■ Data section ■
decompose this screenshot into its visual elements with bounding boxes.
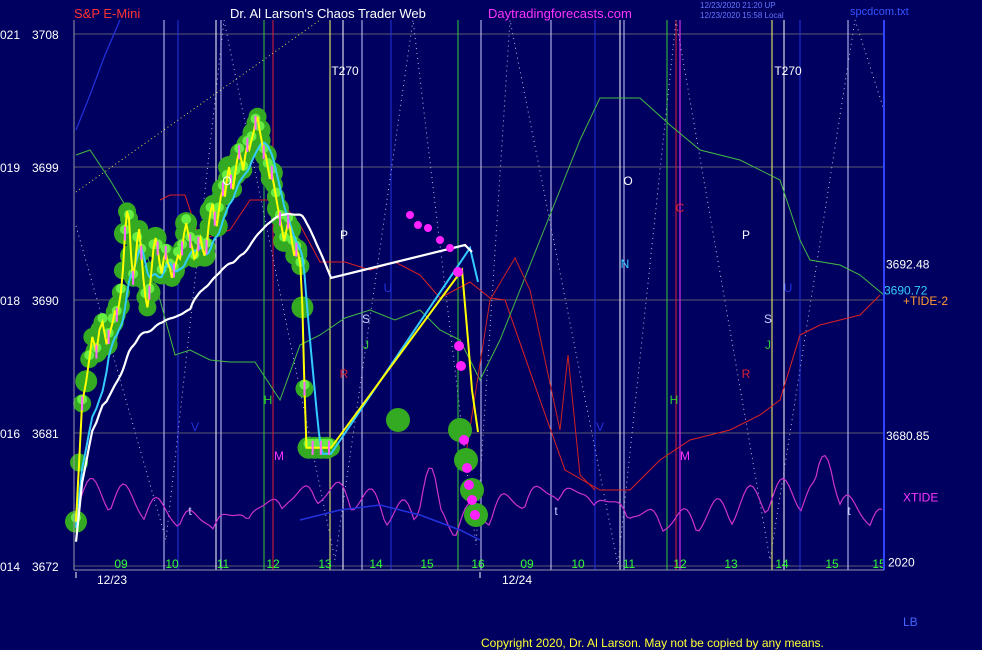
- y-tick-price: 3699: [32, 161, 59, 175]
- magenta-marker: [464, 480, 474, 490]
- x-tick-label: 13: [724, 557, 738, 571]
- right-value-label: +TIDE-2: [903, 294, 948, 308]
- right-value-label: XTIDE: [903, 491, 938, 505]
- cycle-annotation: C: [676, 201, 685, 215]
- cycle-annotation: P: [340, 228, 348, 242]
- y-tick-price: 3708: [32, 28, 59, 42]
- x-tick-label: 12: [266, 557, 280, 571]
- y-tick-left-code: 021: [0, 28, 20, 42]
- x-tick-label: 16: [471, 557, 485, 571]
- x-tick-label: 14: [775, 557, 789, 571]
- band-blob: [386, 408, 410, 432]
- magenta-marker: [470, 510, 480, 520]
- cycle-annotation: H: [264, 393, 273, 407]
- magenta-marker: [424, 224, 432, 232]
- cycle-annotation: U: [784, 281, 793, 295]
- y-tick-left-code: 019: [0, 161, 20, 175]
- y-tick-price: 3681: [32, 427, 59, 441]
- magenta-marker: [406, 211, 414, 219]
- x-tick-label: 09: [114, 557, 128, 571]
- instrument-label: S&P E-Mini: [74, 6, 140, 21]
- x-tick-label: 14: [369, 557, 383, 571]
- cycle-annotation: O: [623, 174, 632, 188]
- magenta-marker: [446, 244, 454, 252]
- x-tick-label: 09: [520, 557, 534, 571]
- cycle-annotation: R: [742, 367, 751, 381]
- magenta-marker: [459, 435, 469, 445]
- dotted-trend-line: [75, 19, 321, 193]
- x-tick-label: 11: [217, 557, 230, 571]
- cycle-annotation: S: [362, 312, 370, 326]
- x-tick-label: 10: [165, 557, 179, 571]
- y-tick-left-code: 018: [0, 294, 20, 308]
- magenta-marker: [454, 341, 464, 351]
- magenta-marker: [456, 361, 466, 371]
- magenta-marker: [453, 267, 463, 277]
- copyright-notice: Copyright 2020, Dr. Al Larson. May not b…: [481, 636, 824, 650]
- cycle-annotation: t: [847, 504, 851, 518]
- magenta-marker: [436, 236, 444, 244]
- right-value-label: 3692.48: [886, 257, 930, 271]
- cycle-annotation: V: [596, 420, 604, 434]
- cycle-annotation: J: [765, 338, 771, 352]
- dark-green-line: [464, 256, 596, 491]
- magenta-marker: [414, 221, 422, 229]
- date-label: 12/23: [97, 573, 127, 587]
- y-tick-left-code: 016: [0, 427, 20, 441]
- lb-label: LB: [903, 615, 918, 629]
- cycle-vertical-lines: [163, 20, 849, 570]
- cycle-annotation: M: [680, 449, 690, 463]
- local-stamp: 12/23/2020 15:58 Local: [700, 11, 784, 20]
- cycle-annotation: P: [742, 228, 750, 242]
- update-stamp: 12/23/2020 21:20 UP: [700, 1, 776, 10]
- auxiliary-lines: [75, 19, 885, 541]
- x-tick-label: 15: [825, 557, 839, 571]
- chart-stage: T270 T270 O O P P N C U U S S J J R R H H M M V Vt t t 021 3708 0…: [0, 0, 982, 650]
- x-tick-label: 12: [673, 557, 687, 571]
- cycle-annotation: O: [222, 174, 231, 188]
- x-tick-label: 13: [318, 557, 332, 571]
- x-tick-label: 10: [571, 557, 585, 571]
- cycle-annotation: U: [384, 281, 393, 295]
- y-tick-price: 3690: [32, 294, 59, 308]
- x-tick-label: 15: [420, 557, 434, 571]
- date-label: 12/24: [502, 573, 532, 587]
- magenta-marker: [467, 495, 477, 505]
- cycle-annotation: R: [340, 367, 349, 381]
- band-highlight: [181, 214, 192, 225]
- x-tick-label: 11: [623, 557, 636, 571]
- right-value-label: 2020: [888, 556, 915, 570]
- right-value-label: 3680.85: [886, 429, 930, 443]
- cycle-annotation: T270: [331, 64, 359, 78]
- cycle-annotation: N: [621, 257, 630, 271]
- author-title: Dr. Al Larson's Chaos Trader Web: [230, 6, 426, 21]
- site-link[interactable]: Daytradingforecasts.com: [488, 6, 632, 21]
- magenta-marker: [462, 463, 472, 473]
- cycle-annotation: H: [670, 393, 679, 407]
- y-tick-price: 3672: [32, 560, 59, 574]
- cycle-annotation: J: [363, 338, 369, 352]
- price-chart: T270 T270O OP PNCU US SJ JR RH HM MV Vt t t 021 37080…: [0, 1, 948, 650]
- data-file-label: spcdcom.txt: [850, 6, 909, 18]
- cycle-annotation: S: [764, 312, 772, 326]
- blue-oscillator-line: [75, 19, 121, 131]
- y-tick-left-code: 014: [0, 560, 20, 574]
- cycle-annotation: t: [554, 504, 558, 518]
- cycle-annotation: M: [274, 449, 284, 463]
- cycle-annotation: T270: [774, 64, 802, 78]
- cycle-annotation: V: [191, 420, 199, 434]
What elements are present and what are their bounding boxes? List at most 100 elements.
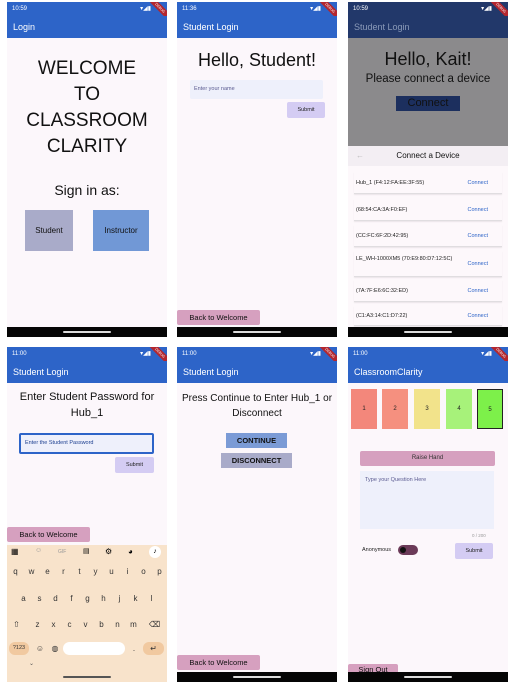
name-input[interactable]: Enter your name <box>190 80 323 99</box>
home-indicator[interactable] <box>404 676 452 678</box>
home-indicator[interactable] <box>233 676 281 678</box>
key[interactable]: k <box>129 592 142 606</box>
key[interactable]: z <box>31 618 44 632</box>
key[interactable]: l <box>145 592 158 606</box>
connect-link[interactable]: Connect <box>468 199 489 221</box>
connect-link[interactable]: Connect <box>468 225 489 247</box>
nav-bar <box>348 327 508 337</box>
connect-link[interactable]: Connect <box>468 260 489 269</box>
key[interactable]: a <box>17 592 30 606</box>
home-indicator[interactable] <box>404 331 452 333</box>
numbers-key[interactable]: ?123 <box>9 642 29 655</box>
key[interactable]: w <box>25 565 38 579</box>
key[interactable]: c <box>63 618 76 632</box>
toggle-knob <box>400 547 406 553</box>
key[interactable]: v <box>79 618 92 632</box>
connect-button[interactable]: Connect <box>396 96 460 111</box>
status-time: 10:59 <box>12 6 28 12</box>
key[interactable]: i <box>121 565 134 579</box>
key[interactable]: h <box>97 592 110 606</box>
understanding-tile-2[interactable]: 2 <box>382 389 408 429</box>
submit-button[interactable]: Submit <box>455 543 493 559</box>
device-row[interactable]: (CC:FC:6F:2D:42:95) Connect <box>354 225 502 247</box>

■ Exercise directions ■
Quote every line of the records above verbatim, from the first record through the last, and leave the pictures out.

■ Task response ■
decompose this screenshot into its visual elements with bounding boxes.
- y-tick-price: 3699: [32, 161, 59, 175]
- magenta-marker: [464, 480, 474, 490]
- x-tick-label: 13: [724, 557, 738, 571]
- right-value-label: +TIDE-2: [903, 294, 948, 308]
- right-value-label: XTIDE: [903, 491, 938, 505]
- cycle-annotation: C: [676, 201, 685, 215]
- cycle-annotation: P: [340, 228, 348, 242]
- y-tick-price: 3708: [32, 28, 59, 42]
- x-tick-label: 12: [266, 557, 280, 571]
- y-tick-left-code: 021: [0, 28, 20, 42]
- x-tick-label: 16: [471, 557, 485, 571]
- x-tick-label: 14: [775, 557, 789, 571]
- band-blob: [386, 408, 410, 432]
- magenta-marker: [470, 510, 480, 520]
- cycle-annotation: H: [264, 393, 273, 407]
- magenta-marker: [424, 224, 432, 232]
- cycle-annotation: U: [784, 281, 793, 295]
- y-tick-left-code: 019: [0, 161, 20, 175]
- y-tick-price: 3681: [32, 427, 59, 441]
- magenta-marker: [406, 211, 414, 219]
- x-tick-label: 09: [114, 557, 128, 571]
- instrument-label: S&P E-Mini: [74, 6, 140, 21]
- x-tick-label: 14: [369, 557, 383, 571]
- cycle-annotation: O: [623, 174, 632, 188]
- magenta-marker: [446, 244, 454, 252]
- x-tick-label: 09: [520, 557, 534, 571]
- cycle-annotation: R: [742, 367, 751, 381]
- magenta-marker: [459, 435, 469, 445]
- dotted-trend-line: [75, 19, 321, 193]
- x-tick-label: 11: [217, 557, 230, 571]
- cycle-annotation: S: [362, 312, 370, 326]
- x-tick-label: 10: [165, 557, 179, 571]
- y-tick-left-code: 018: [0, 294, 20, 308]
- magenta-marker: [454, 341, 464, 351]
- magenta-marker: [456, 361, 466, 371]
- magenta-marker: [453, 267, 463, 277]
- copyright-notice: Copyright 2020, Dr. Al Larson. May not b…: [481, 636, 824, 650]
- cycle-annotation: t: [847, 504, 851, 518]
- magenta-marker: [436, 236, 444, 244]
- right-value-label: 3692.48: [886, 257, 930, 271]
- cycle-annotation: V: [596, 420, 604, 434]
- cycle-annotation: J: [765, 338, 771, 352]
- dark-green-line: [464, 256, 596, 491]
- magenta-marker: [414, 221, 422, 229]
- date-label: 12/23: [97, 573, 127, 587]
- y-tick-left-code: 016: [0, 427, 20, 441]
- lb-label: LB: [903, 615, 918, 629]
- cycle-vertical-lines: [163, 20, 849, 570]
- cycle-annotation: M: [680, 449, 690, 463]
- local-stamp: 12/23/2020 15:58 Local: [700, 11, 784, 20]
- cycle-annotation: P: [742, 228, 750, 242]
- update-stamp: 12/23/2020 21:20 UP: [700, 1, 776, 10]
- auxiliary-lines: [75, 19, 885, 541]
- x-tick-label: 15: [825, 557, 839, 571]
- chart-stage: T270 T270 O O P P N C U U S S J J R R H H M M V Vt t t 021 3708 0…: [0, 0, 982, 650]
- x-tick-label: 12: [673, 557, 687, 571]
- cycle-annotation: O: [222, 174, 231, 188]
- x-tick-label: 13: [318, 557, 332, 571]
- x-tick-label: 10: [571, 557, 585, 571]
- cycle-annotation: U: [384, 281, 393, 295]
- y-tick-price: 3690: [32, 294, 59, 308]
- x-tick-label: 15: [420, 557, 434, 571]
- date-label: 12/24: [502, 573, 532, 587]
- magenta-marker: [467, 495, 477, 505]
- cycle-annotation: R: [340, 367, 349, 381]
- band-highlight: [181, 214, 192, 225]
- x-tick-label: 11: [623, 557, 636, 571]
- right-value-label: 2020: [888, 556, 915, 570]
- right-value-label: 3680.85: [886, 429, 930, 443]
- cycle-annotation: T270: [331, 64, 359, 78]
- cycle-annotation: N: [621, 257, 630, 271]
- author-title: Dr. Al Larson's Chaos Trader Web: [230, 6, 426, 21]
- site-link[interactable]: Daytradingforecasts.com: [488, 6, 632, 21]
- magenta-marker: [462, 463, 472, 473]
- cycle-annotation: H: [670, 393, 679, 407]
- y-tick-price: 3672: [32, 560, 59, 574]
- cycle-annotation: J: [363, 338, 369, 352]
- price-chart: T270 T270O OP PNCU US SJ JR RH HM MV Vt t t 021 37080…: [0, 1, 948, 650]
- data-file-label: spcdcom.txt: [850, 6, 909, 18]
- cycle-annotation: S: [764, 312, 772, 326]
- blue-oscillator-line: [75, 19, 121, 131]
- y-tick-left-code: 014: [0, 560, 20, 574]
- cycle-annotation: t: [554, 504, 558, 518]
- cycle-annotation: M: [274, 449, 284, 463]
- cycle-annotation: T270: [774, 64, 802, 78]
- cycle-annotation: V: [191, 420, 199, 434]
What elements are present and what are their bounding boxes? List at most 100 elements.
name-input[interactable]: Enter your name <box>190 80 323 99</box>
home-indicator[interactable] <box>404 676 452 678</box>
home-indicator[interactable] <box>233 676 281 678</box>
key[interactable]: k <box>129 592 142 606</box>
key[interactable]: z <box>31 618 44 632</box>
key[interactable]: l <box>145 592 158 606</box>
connect-link[interactable]: Connect <box>468 199 489 221</box>
connect-link[interactable]: Connect <box>468 225 489 247</box>
nav-bar <box>348 327 508 337</box>
connect-link[interactable]: Connect <box>468 260 489 269</box>
key[interactable]: a <box>17 592 30 606</box>
home-indicator[interactable] <box>404 331 452 333</box>
numbers-key[interactable]: ?123 <box>9 642 29 655</box>
key[interactable]: w <box>25 565 38 579</box>
key[interactable]: c <box>63 618 76 632</box>
toggle-knob <box>400 547 406 553</box>
key[interactable]: v <box>79 618 92 632</box>
connect-button[interactable]: Connect <box>396 96 460 111</box>
status-time: 10:59 <box>12 6 28 12</box>
key[interactable]: i <box>121 565 134 579</box>
key[interactable]: h <box>97 592 110 606</box>
understanding-tile-2[interactable]: 2 <box>382 389 408 429</box>
submit-button[interactable]: Submit <box>455 543 493 559</box>
device-row[interactable]: (CC:FC:6F:2D:42:95) Connect <box>354 225 502 247</box>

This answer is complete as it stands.